**INFORMATION GIVEN**

──────────────────────────────

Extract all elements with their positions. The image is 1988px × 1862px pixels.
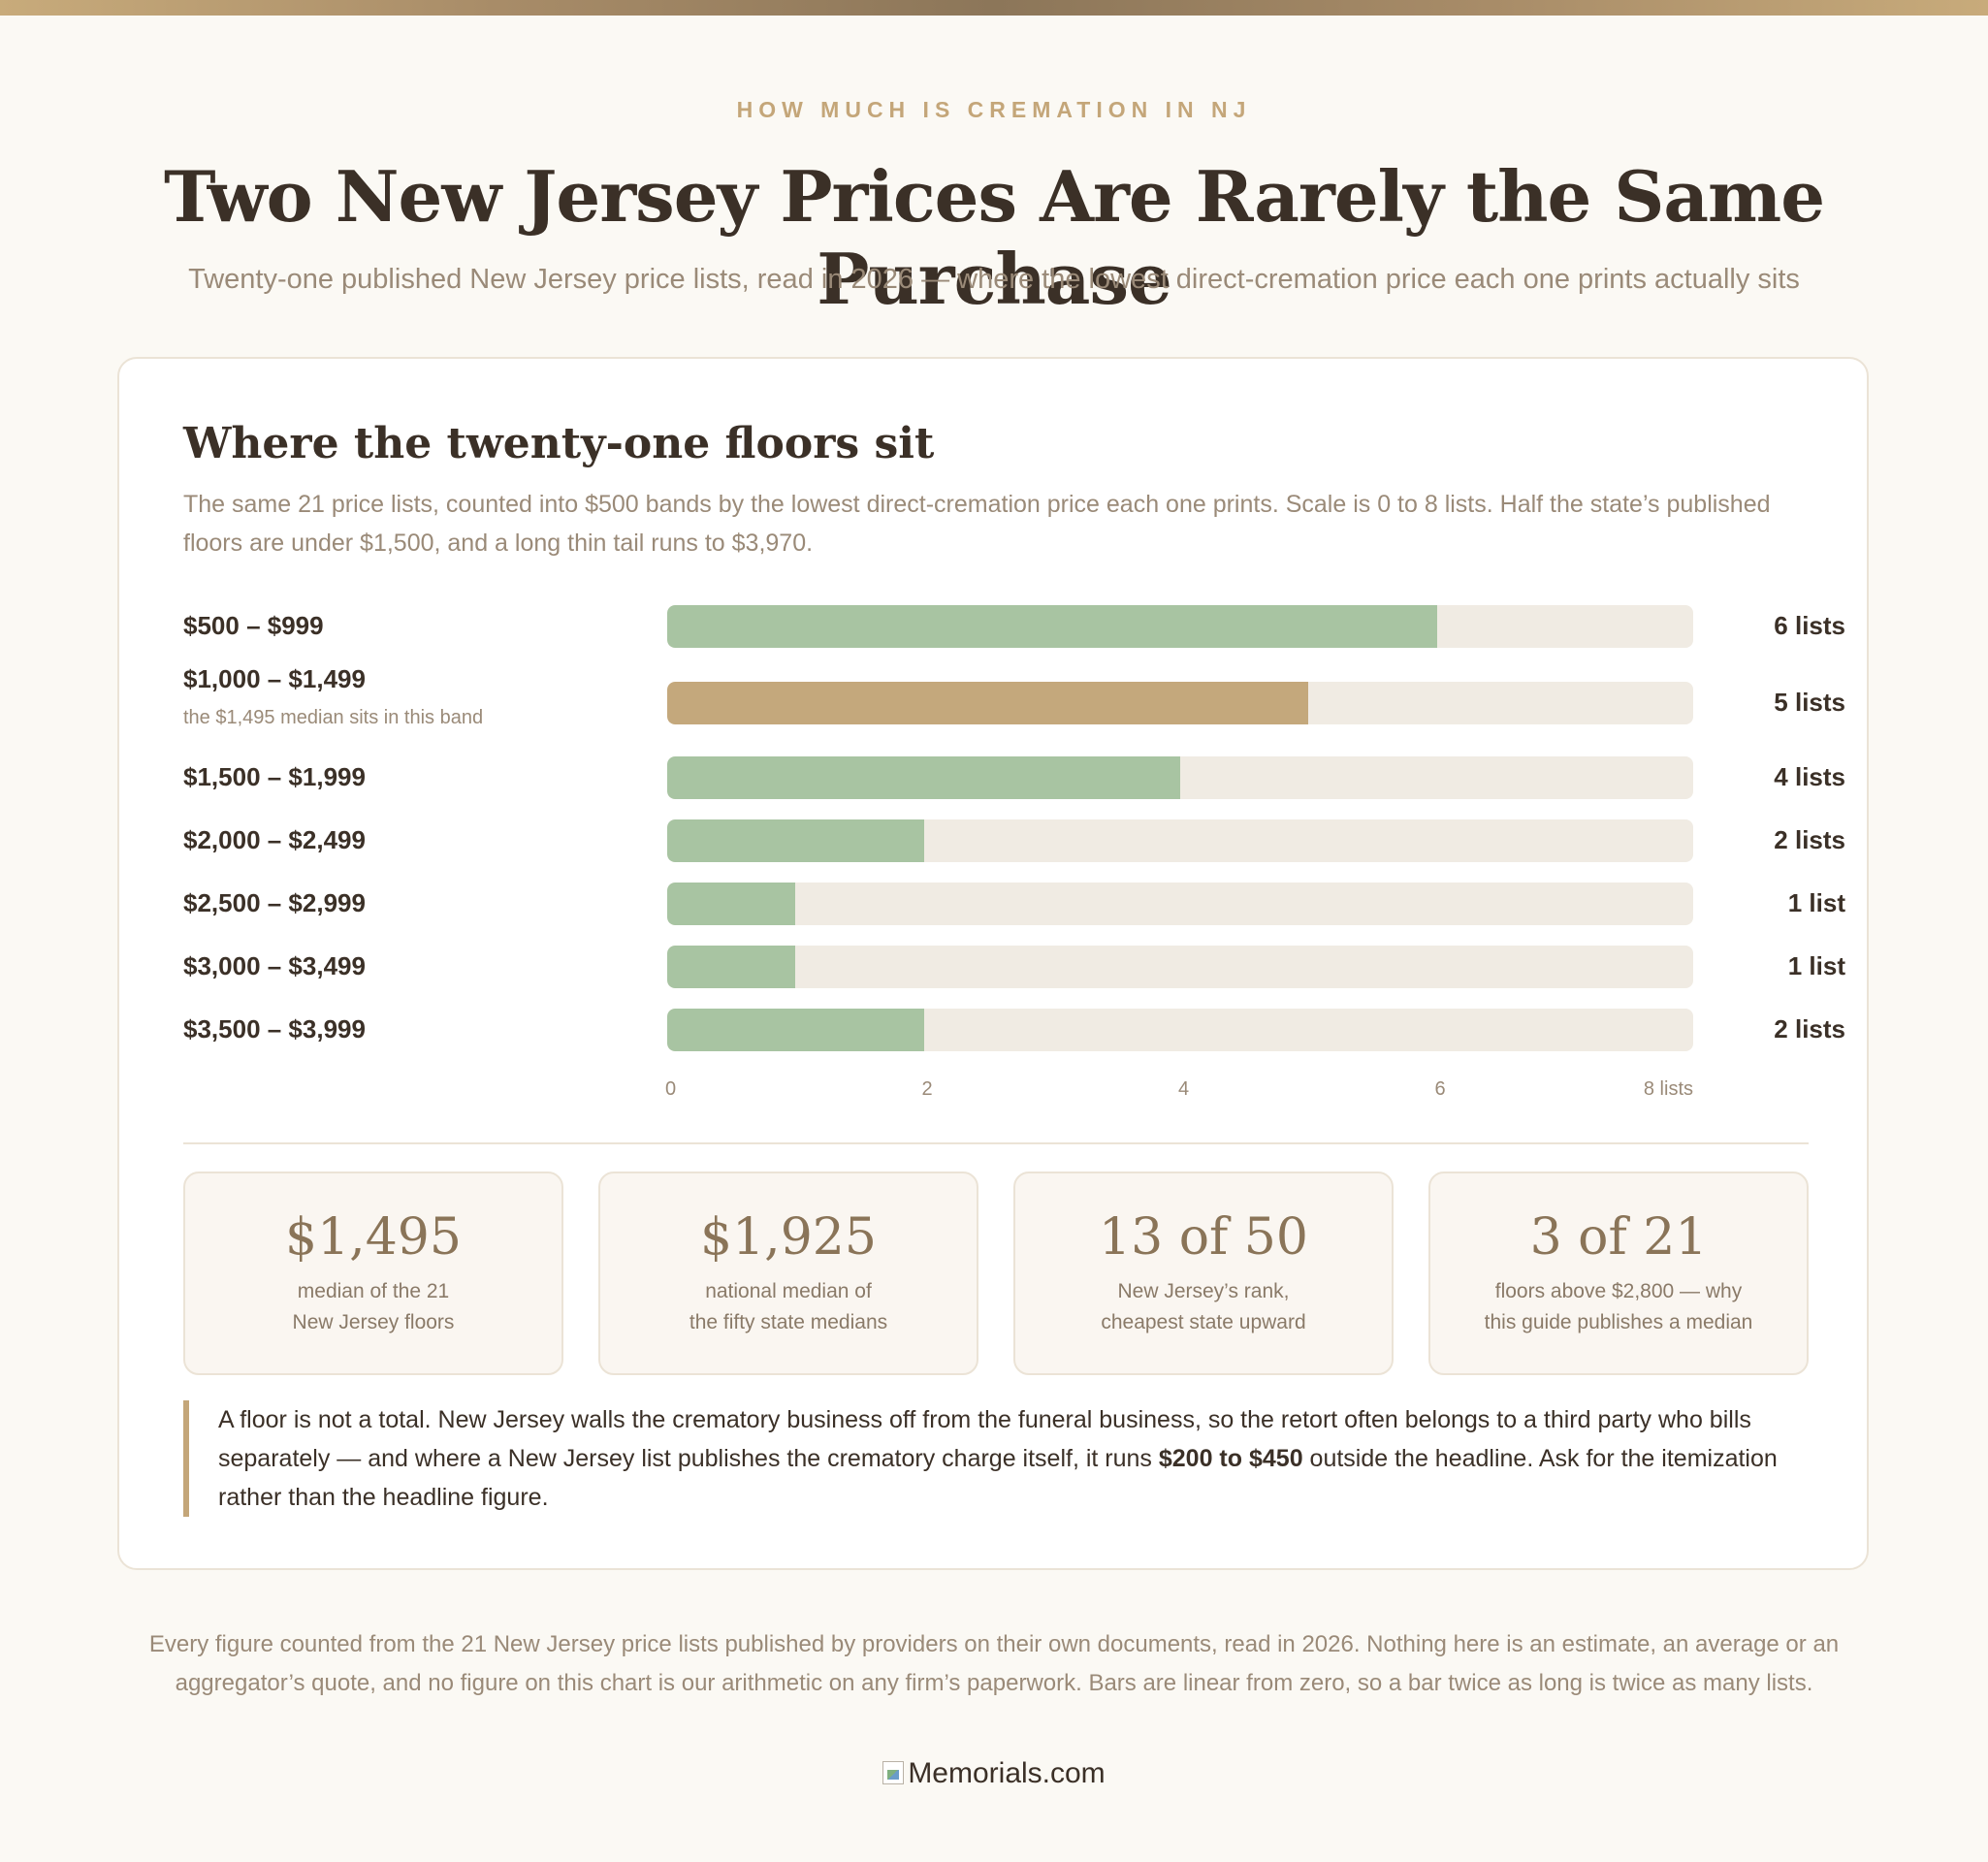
stat-value: $1,495 [285, 1208, 462, 1267]
stat-caption: national median of the fifty state media… [600, 1276, 977, 1338]
stat-value: 13 of 50 [1099, 1208, 1308, 1267]
note-text: A floor is not a total. New Jersey walls… [218, 1406, 1751, 1472]
page-subtitle: Twenty-one published New Jersey price li… [188, 264, 1800, 295]
stat-card-rank: 13 of 50 New Jersey’s rank, cheapest sta… [1013, 1172, 1394, 1375]
note-text: outside the headline. Ask for the itemiz… [218, 1445, 1778, 1511]
stat-caption-line: cheapest state upward [1101, 1311, 1306, 1333]
bar [667, 682, 1309, 724]
stat-caption-line: the fifty state medians [689, 1311, 888, 1333]
card-description: The same 21 price lists, counted into $5… [183, 491, 1771, 557]
stat-caption-line: New Jersey floors [292, 1311, 455, 1333]
bar-value-label: 4 lists [1774, 762, 1845, 791]
stat-caption-line: New Jersey’s rank, [1117, 1280, 1290, 1302]
band-label: $1,000 – $1,499 [183, 664, 366, 693]
chart-card: Where the twenty-one floors sit The same… [117, 357, 1869, 1570]
bar [667, 819, 924, 862]
band-label: $2,000 – $2,499 [183, 825, 366, 854]
top-accent-strip [0, 0, 1988, 16]
stat-caption-line: floors above $2,800 — why [1494, 1280, 1743, 1302]
x-tick-label: 0 [665, 1078, 677, 1100]
stat-card-national-median: $1,925 national median of the fifty stat… [598, 1172, 978, 1375]
x-tick-label: 8 lists [1643, 1078, 1693, 1100]
stat-value: 3 of 21 [1529, 1208, 1708, 1267]
bar-track [667, 682, 1693, 724]
note-callout: A floor is not a total. New Jersey walls… [183, 1400, 1809, 1517]
floors-bar-chart: $500 – $999 6 lists $1,000 – $1,499 the $1,… [119, 359, 1871, 1135]
bar-track [667, 819, 1693, 862]
bar [667, 756, 1180, 799]
band-label: $3,000 – $3,499 [183, 951, 366, 980]
stat-caption-line: median of the 21 [297, 1280, 450, 1302]
band-label: $3,500 – $3,999 [183, 1014, 366, 1043]
band-label: $2,500 – $2,999 [183, 888, 366, 917]
bar-value-label: 5 lists [1774, 688, 1845, 717]
bar-track [667, 946, 1693, 988]
bar-value-label: 2 lists [1774, 1014, 1845, 1043]
stat-value: $1,925 [700, 1208, 877, 1267]
logo-alt-text: Memorials.com [908, 1757, 1106, 1789]
bar-value-label: 6 lists [1774, 611, 1845, 640]
footer-note: Every figure counted from the 21 New Jer… [148, 1631, 1840, 1696]
band-label: $500 – $999 [183, 611, 324, 640]
stat-caption: New Jersey’s rank, cheapest state upward [1015, 1276, 1392, 1338]
bar [667, 946, 796, 988]
divider [183, 1142, 1809, 1144]
note-emphasis: $200 to $450 [1158, 1445, 1303, 1472]
stat-caption-line: this guide publishes a median [1484, 1311, 1753, 1333]
stat-card-above-threshold: 3 of 21 floors above $2,800 — why this g… [1428, 1172, 1809, 1375]
bar-value-label: 1 list [1787, 951, 1845, 980]
bar [667, 605, 1437, 648]
x-tick-label: 6 [1434, 1078, 1446, 1100]
bar-track [667, 605, 1693, 648]
logo[interactable]: Memorials.com [0, 1757, 1988, 1790]
bar-track [667, 1009, 1693, 1051]
card-title: Where the twenty-one floors sit [183, 419, 935, 468]
x-tick-label: 2 [921, 1078, 933, 1100]
bar-value-label: 1 list [1787, 888, 1845, 917]
stat-card-median: $1,495 median of the 21 New Jersey floor… [183, 1172, 563, 1375]
page-title: Two New Jersey Prices Are Rarely the Sam… [163, 155, 1825, 320]
stat-caption: floors above $2,800 — why this guide pub… [1430, 1276, 1807, 1338]
band-annotation: the $1,495 median sits in this band [183, 707, 484, 728]
stat-caption: median of the 21 New Jersey floors [185, 1276, 561, 1338]
bar-value-label: 2 lists [1774, 825, 1845, 854]
eyebrow: HOW MUCH IS CREMATION IN NJ [736, 97, 1252, 122]
bar-track [667, 756, 1693, 799]
bar [667, 1009, 924, 1051]
stat-caption-line: national median of [705, 1280, 872, 1302]
broken-image-icon [882, 1761, 905, 1784]
band-label: $1,500 – $1,999 [183, 762, 366, 791]
bar [667, 883, 796, 925]
x-tick-label: 4 [1178, 1078, 1190, 1100]
bar-track [667, 883, 1693, 925]
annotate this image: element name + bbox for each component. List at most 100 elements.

──────────────────────────────

**WRITTEN TASK**
Return every row above verbatim, leaving out the pictures.

**RESPONSE BELOW**
Extract all elements with their positions. The image is 1988px × 1862px pixels.
stat-value: $1,495 [285, 1208, 462, 1267]
stat-caption: national median of the fifty state media… [600, 1276, 977, 1338]
stat-value: 13 of 50 [1099, 1208, 1308, 1267]
note-text: A floor is not a total. New Jersey walls… [218, 1406, 1751, 1472]
page-subtitle: Twenty-one published New Jersey price li… [188, 264, 1800, 295]
stat-card-rank: 13 of 50 New Jersey’s rank, cheapest sta… [1013, 1172, 1394, 1375]
note-text: outside the headline. Ask for the itemiz… [218, 1445, 1778, 1511]
stat-caption-line: cheapest state upward [1101, 1311, 1306, 1333]
bar [667, 682, 1309, 724]
stat-caption-line: the fifty state medians [689, 1311, 888, 1333]
card-description: The same 21 price lists, counted into $5… [183, 491, 1771, 557]
stat-caption-line: New Jersey floors [292, 1311, 455, 1333]
bar-value-label: 4 lists [1774, 762, 1845, 791]
stat-caption-line: New Jersey’s rank, [1117, 1280, 1290, 1302]
band-label: $1,000 – $1,499 [183, 664, 366, 693]
chart-card: Where the twenty-one floors sit The same… [117, 357, 1869, 1570]
bar [667, 819, 924, 862]
band-label: $2,000 – $2,499 [183, 825, 366, 854]
top-accent-strip [0, 0, 1988, 16]
stat-caption-line: floors above $2,800 — why [1494, 1280, 1743, 1302]
x-tick-label: 0 [665, 1078, 677, 1100]
stat-card-national-median: $1,925 national median of the fifty stat… [598, 1172, 978, 1375]
x-tick-label: 8 lists [1643, 1078, 1693, 1100]
stat-value: 3 of 21 [1529, 1208, 1708, 1267]
bar-track [667, 682, 1693, 724]
note-callout: A floor is not a total. New Jersey walls… [183, 1400, 1809, 1517]
floors-bar-chart: $500 – $999 6 lists $1,000 – $1,499 the $1,… [119, 359, 1871, 1135]
bar-track [667, 819, 1693, 862]
bar [667, 756, 1180, 799]
band-label: $3,000 – $3,499 [183, 951, 366, 980]
stat-caption-line: median of the 21 [297, 1280, 450, 1302]
band-label: $3,500 – $3,999 [183, 1014, 366, 1043]
band-label: $2,500 – $2,999 [183, 888, 366, 917]
bar-value-label: 5 lists [1774, 688, 1845, 717]
bar-track [667, 946, 1693, 988]
bar-value-label: 2 lists [1774, 1014, 1845, 1043]
stat-value: $1,925 [700, 1208, 877, 1267]
logo-alt-text: Memorials.com [908, 1757, 1106, 1789]
bar-value-label: 6 lists [1774, 611, 1845, 640]
footer-note: Every figure counted from the 21 New Jer… [148, 1631, 1840, 1696]
band-label: $500 – $999 [183, 611, 324, 640]
stat-caption: New Jersey’s rank, cheapest state upward [1015, 1276, 1392, 1338]
bar [667, 946, 796, 988]
divider [183, 1142, 1809, 1144]
note-emphasis: $200 to $450 [1158, 1445, 1303, 1472]
stat-caption-line: this guide publishes a median [1484, 1311, 1753, 1333]
stat-card-above-threshold: 3 of 21 floors above $2,800 — why this g… [1428, 1172, 1809, 1375]
bar-value-label: 1 list [1787, 951, 1845, 980]
bar [667, 605, 1437, 648]
x-tick-label: 6 [1434, 1078, 1446, 1100]
bar-track [667, 605, 1693, 648]
logo[interactable]: Memorials.com [0, 1757, 1988, 1790]
bar-track [667, 1009, 1693, 1051]
card-title: Where the twenty-one floors sit [183, 419, 935, 468]
x-tick-label: 2 [921, 1078, 933, 1100]
bar-value-label: 1 list [1787, 888, 1845, 917]
stat-card-median: $1,495 median of the 21 New Jersey floor… [183, 1172, 563, 1375]
page-title: Two New Jersey Prices Are Rarely the Sam… [163, 155, 1825, 320]
stat-caption: floors above $2,800 — why this guide pub… [1430, 1276, 1807, 1338]
band-annotation: the $1,495 median sits in this band [183, 707, 484, 728]
stat-caption: median of the 21 New Jersey floors [185, 1276, 561, 1338]
bar-value-label: 2 lists [1774, 825, 1845, 854]
eyebrow: HOW MUCH IS CREMATION IN NJ [736, 97, 1252, 122]
bar-track [667, 756, 1693, 799]
bar [667, 1009, 924, 1051]
stat-caption-line: national median of [705, 1280, 872, 1302]
broken-image-icon [882, 1761, 905, 1784]
band-label: $1,500 – $1,999 [183, 762, 366, 791]
bar [667, 883, 796, 925]
x-tick-label: 4 [1178, 1078, 1190, 1100]
bar-track [667, 883, 1693, 925]
annotate this image: element name + bbox for each component. List at most 100 elements.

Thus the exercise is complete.